- _Record excerpts_:
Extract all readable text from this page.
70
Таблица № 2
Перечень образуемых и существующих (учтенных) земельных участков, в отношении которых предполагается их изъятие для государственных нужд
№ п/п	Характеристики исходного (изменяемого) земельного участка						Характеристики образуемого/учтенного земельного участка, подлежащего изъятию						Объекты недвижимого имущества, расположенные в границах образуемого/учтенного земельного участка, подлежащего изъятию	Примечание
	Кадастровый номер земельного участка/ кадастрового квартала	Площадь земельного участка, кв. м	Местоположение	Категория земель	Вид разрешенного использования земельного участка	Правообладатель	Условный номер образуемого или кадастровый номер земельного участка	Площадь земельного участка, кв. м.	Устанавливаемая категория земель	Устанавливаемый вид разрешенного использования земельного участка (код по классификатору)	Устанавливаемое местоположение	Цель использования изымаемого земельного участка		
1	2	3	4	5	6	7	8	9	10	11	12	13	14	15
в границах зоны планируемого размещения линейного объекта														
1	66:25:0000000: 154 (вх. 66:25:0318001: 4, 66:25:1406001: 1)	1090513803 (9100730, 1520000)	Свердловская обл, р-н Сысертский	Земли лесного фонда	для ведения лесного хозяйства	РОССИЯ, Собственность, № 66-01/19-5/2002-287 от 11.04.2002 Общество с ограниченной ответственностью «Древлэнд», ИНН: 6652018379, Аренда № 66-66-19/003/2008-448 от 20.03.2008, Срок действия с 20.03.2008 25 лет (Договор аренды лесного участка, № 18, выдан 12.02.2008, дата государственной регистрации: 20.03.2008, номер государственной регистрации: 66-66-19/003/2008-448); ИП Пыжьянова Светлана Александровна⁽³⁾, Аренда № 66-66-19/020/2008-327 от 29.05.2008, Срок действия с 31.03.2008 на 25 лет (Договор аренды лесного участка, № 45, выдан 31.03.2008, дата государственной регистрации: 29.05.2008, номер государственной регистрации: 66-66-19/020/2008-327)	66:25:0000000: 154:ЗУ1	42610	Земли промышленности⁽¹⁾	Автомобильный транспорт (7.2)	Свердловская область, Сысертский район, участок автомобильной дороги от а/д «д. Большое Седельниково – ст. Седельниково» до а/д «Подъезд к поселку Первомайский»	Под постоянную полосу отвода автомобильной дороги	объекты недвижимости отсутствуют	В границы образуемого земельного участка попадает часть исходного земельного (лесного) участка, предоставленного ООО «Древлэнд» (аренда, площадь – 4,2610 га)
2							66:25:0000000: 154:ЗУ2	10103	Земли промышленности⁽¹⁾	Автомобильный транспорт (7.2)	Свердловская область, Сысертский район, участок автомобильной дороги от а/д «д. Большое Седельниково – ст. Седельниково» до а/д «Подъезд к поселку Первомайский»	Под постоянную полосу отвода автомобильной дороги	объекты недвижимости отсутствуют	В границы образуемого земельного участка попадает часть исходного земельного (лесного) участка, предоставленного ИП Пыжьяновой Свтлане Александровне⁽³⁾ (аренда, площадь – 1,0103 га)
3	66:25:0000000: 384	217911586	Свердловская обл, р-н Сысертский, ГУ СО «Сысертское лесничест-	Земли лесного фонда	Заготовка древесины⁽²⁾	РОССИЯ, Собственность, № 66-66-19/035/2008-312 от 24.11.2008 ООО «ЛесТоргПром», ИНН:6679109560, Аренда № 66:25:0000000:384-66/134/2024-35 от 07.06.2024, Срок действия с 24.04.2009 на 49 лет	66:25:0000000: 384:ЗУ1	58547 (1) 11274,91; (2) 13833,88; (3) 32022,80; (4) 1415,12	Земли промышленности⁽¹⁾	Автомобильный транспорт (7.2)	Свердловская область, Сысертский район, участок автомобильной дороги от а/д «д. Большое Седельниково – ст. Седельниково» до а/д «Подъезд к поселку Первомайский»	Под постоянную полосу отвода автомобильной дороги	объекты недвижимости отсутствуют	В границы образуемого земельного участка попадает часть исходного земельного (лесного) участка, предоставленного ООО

- _Objective_: How many lines in the records above contain the word "границах"? Reply with the number and nothing more.

- _Exercise response_: 2